PROBLEM REQUIREMENTS: Filter the entries and keep only the lines where the string "추가합니다" appears.

-- Start --

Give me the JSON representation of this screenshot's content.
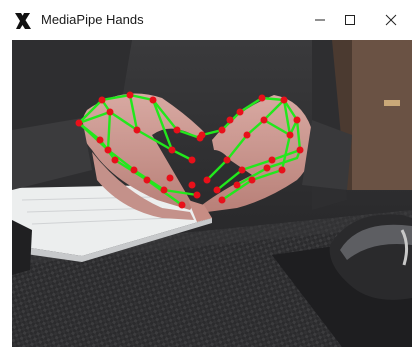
{
  "window": {
    "title": "MediaPipe Hands",
    "icon": "mediapipe-x-icon",
    "controls": {
      "minimize_icon": "minimize-icon",
      "maximize_icon": "maximize-icon",
      "close_icon": "close-icon"
    }
  },
  "viewport": {
    "content": "camera-feed",
    "landmark_color": "#e8101a",
    "connection_color": "#22e81c"
  }
}
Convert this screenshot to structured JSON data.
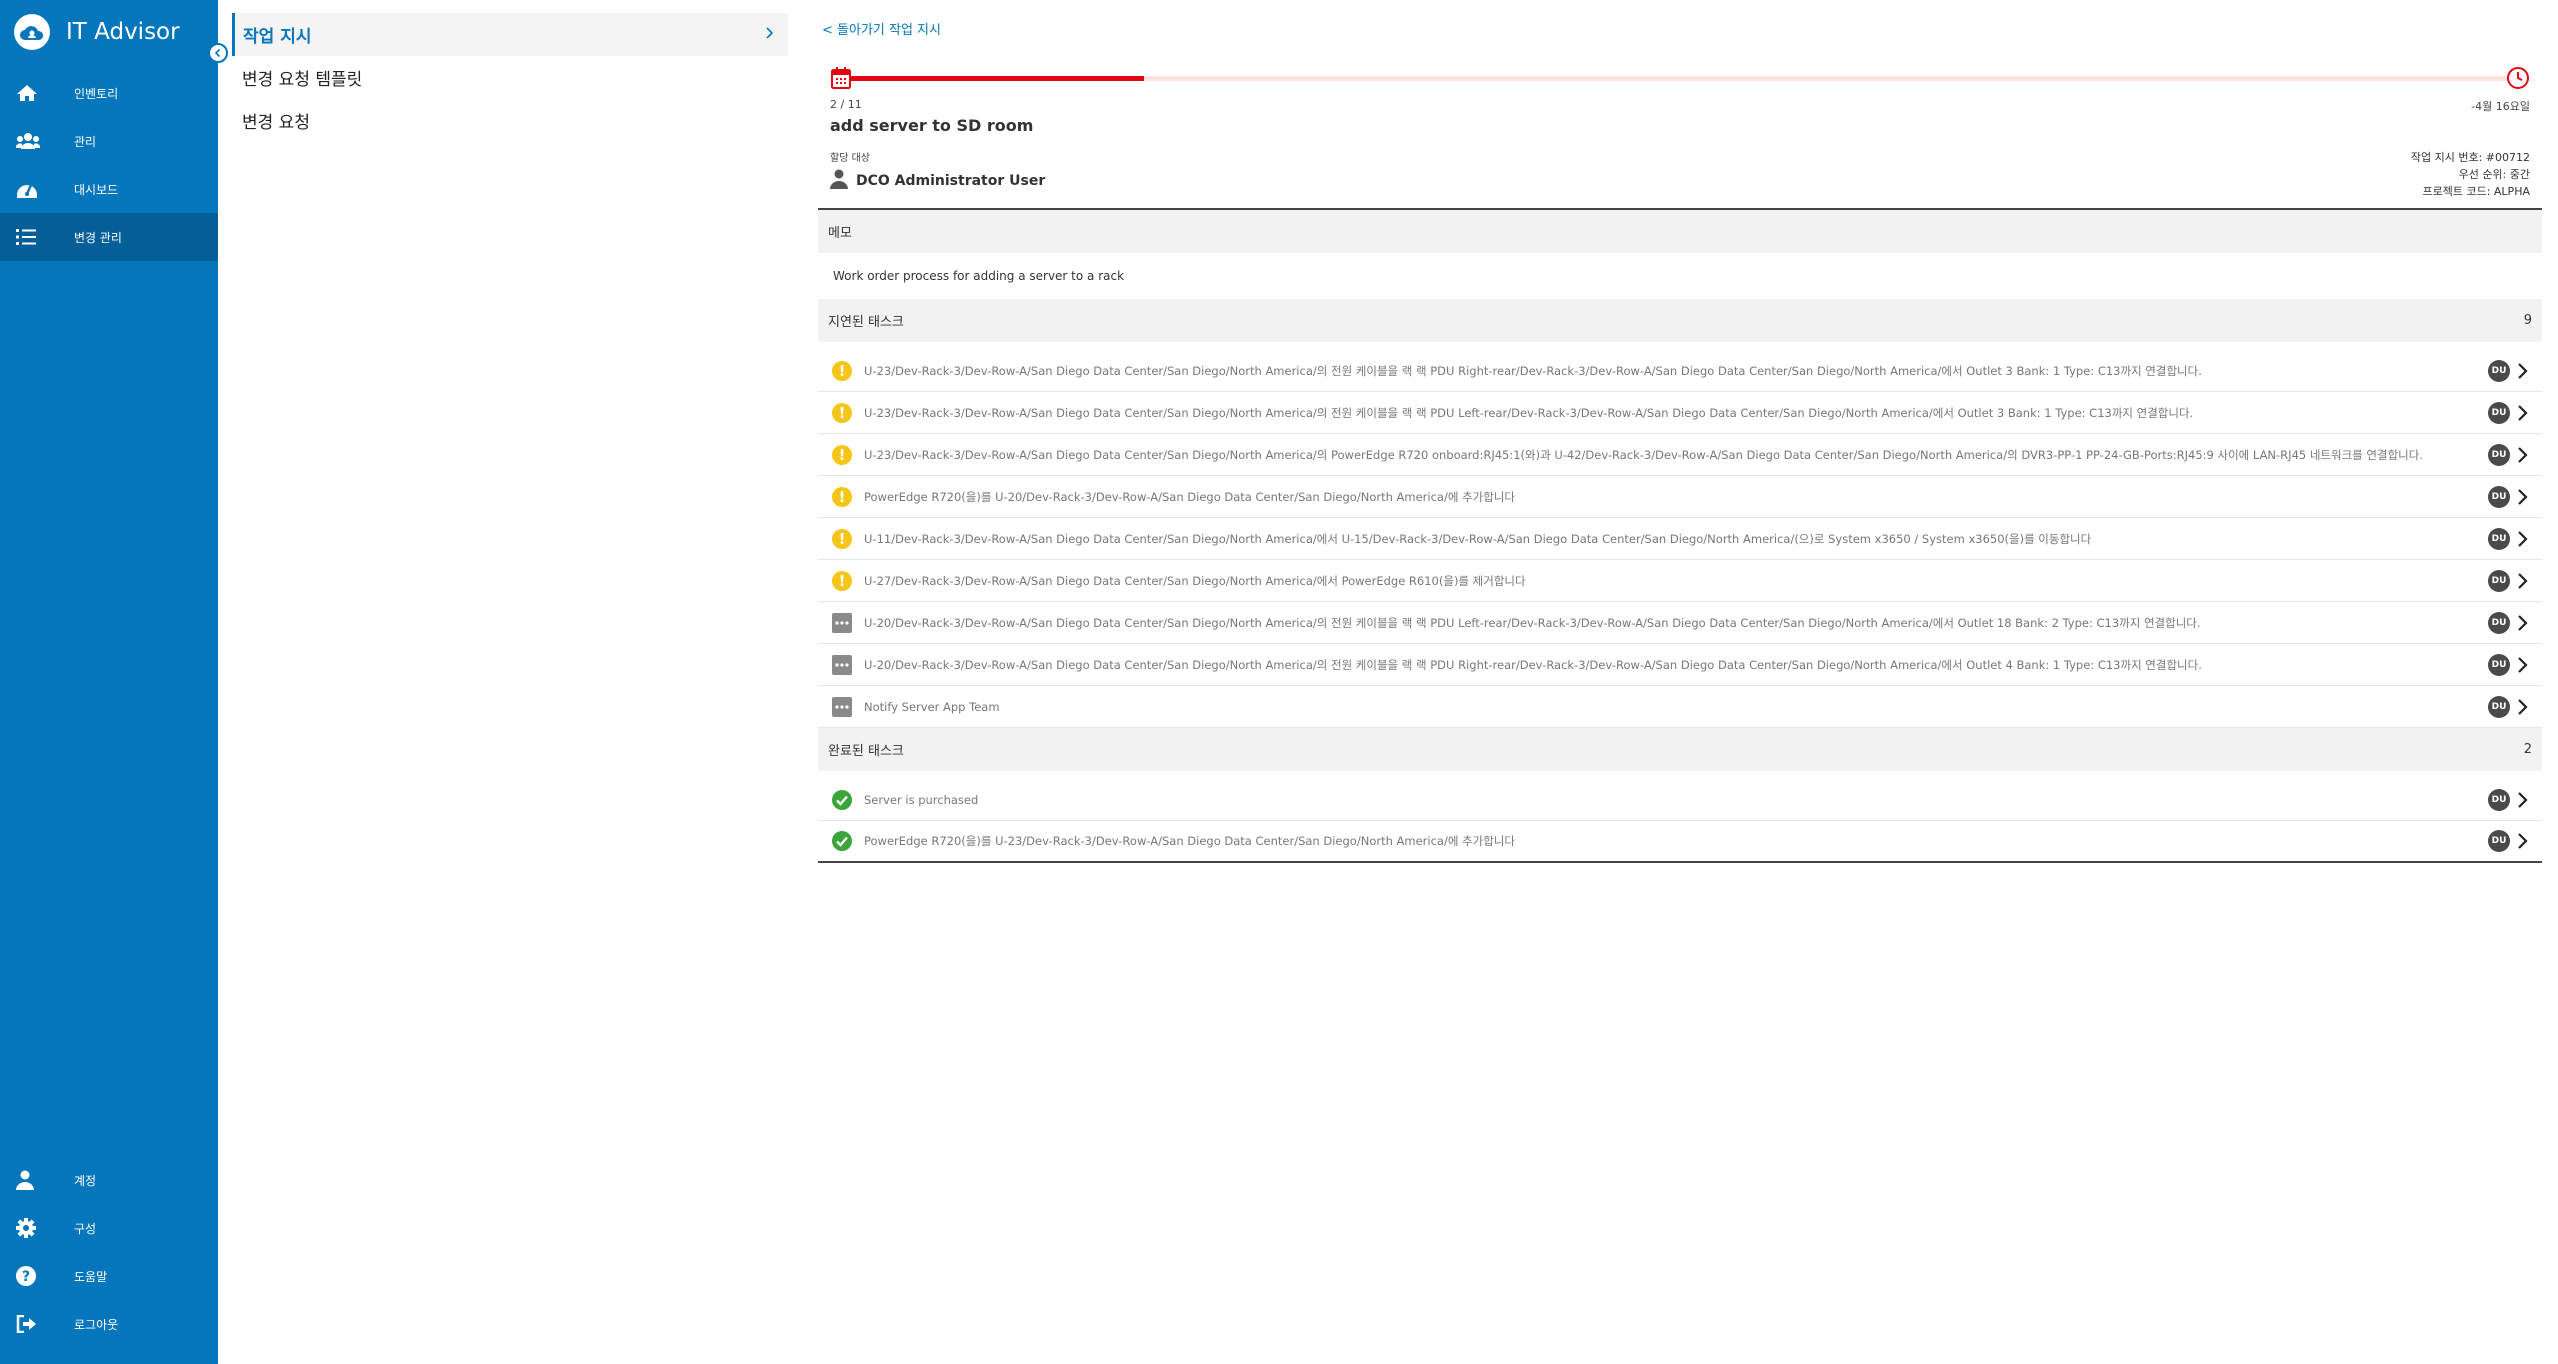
{
  "app": {
    "title": "IT Advisor"
  },
  "nav": {
    "items": [
      {
        "label": "인벤토리",
        "icon": "home-icon",
        "active": false
      },
      {
        "label": "관리",
        "icon": "users-icon",
        "active": false
      },
      {
        "label": "대시보드",
        "icon": "dashboard-icon",
        "active": false
      },
      {
        "label": "변경 관리",
        "icon": "list-icon",
        "active": true
      }
    ],
    "bottom": [
      {
        "label": "계정",
        "icon": "user-icon"
      },
      {
        "label": "구성",
        "icon": "gear-icon"
      },
      {
        "label": "도움말",
        "icon": "help-icon"
      },
      {
        "label": "로그아웃",
        "icon": "logout-icon"
      }
    ]
  },
  "subnav": {
    "items": [
      {
        "label": "작업 지시",
        "active": true
      },
      {
        "label": "변경 요청 템플릿",
        "active": false
      },
      {
        "label": "변경 요청",
        "active": false
      }
    ]
  },
  "work_order": {
    "back_label": "< 돌아가기 작업 지시",
    "progress_label": "2 / 11",
    "progress_fraction": 0.18,
    "due_label": "-4월 16요일",
    "title": "add server to SD room",
    "assigned_label": "할당 대상",
    "assignee": "DCO Administrator User",
    "meta": {
      "number": "작업 지시 번호: #00712",
      "priority": "우선 순위: 중간",
      "project": "프로젝트 코드: ALPHA"
    },
    "memo_header": "메모",
    "memo_text": "Work order process for adding a server to a rack",
    "overdue": {
      "header": "지연된 태스크",
      "count": "9",
      "tasks": [
        {
          "status": "warning",
          "text": "U-23/Dev-Rack-3/Dev-Row-A/San Diego Data Center/San Diego/North America/의 전원 케이블을 랙 랙 PDU Right-rear/Dev-Rack-3/Dev-Row-A/San Diego Data Center/San Diego/North America/에서 Outlet 3 Bank: 1 Type: C13까지 연결합니다.",
          "assignee": "DU"
        },
        {
          "status": "warning",
          "text": "U-23/Dev-Rack-3/Dev-Row-A/San Diego Data Center/San Diego/North America/의 전원 케이블을 랙 랙 PDU Left-rear/Dev-Rack-3/Dev-Row-A/San Diego Data Center/San Diego/North America/에서 Outlet 3 Bank: 1 Type: C13까지 연결합니다.",
          "assignee": "DU"
        },
        {
          "status": "warning",
          "text": "U-23/Dev-Rack-3/Dev-Row-A/San Diego Data Center/San Diego/North America/의 PowerEdge R720 onboard:RJ45:1(와)과 U-42/Dev-Rack-3/Dev-Row-A/San Diego Data Center/San Diego/North America/의 DVR3-PP-1 PP-24-GB-Ports:RJ45:9 사이에 LAN-RJ45 네트워크를 연결합니다.",
          "assignee": "DU"
        },
        {
          "status": "warning",
          "text": "PowerEdge R720(을)를 U-20/Dev-Rack-3/Dev-Row-A/San Diego Data Center/San Diego/North America/에 추가합니다",
          "assignee": "DU"
        },
        {
          "status": "warning",
          "text": "U-11/Dev-Rack-3/Dev-Row-A/San Diego Data Center/San Diego/North America/에서 U-15/Dev-Rack-3/Dev-Row-A/San Diego Data Center/San Diego/North America/(으)로 System x3650 / System x3650(을)를 이동합니다",
          "assignee": "DU"
        },
        {
          "status": "warning",
          "text": "U-27/Dev-Rack-3/Dev-Row-A/San Diego Data Center/San Diego/North America/에서 PowerEdge R610(을)를 제거합니다",
          "assignee": "DU"
        },
        {
          "status": "pending",
          "text": "U-20/Dev-Rack-3/Dev-Row-A/San Diego Data Center/San Diego/North America/의 전원 케이블을 랙 랙 PDU Left-rear/Dev-Rack-3/Dev-Row-A/San Diego Data Center/San Diego/North America/에서 Outlet 18 Bank: 2 Type: C13까지 연결합니다.",
          "assignee": "DU"
        },
        {
          "status": "pending",
          "text": "U-20/Dev-Rack-3/Dev-Row-A/San Diego Data Center/San Diego/North America/의 전원 케이블을 랙 랙 PDU Right-rear/Dev-Rack-3/Dev-Row-A/San Diego Data Center/San Diego/North America/에서 Outlet 4 Bank: 1 Type: C13까지 연결합니다.",
          "assignee": "DU"
        },
        {
          "status": "pending",
          "text": "Notify Server App Team",
          "assignee": "DU"
        }
      ]
    },
    "completed": {
      "header": "완료된 태스크",
      "count": "2",
      "tasks": [
        {
          "status": "done",
          "text": "Server is purchased",
          "assignee": "DU"
        },
        {
          "status": "done",
          "text": "PowerEdge R720(을)를 U-23/Dev-Rack-3/Dev-Row-A/San Diego Data Center/San Diego/North America/에 추가합니다",
          "assignee": "DU"
        }
      ]
    }
  },
  "colors": {
    "nav_bg": "#0576bb",
    "nav_active": "#045f98",
    "progress": "#e30613",
    "warning": "#f5c518",
    "done": "#3aa53a"
  }
}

-- End --

TASK OUTPUT:
          "text": "PowerEdge R720(을)를 U-20/Dev-Rack-3/Dev-Row-A/San Diego Data Center/San Diego/North America/에 추가합니다",
          "text": "PowerEdge R720(을)를 U-23/Dev-Rack-3/Dev-Row-A/San Diego Data Center/San Diego/North America/에 추가합니다",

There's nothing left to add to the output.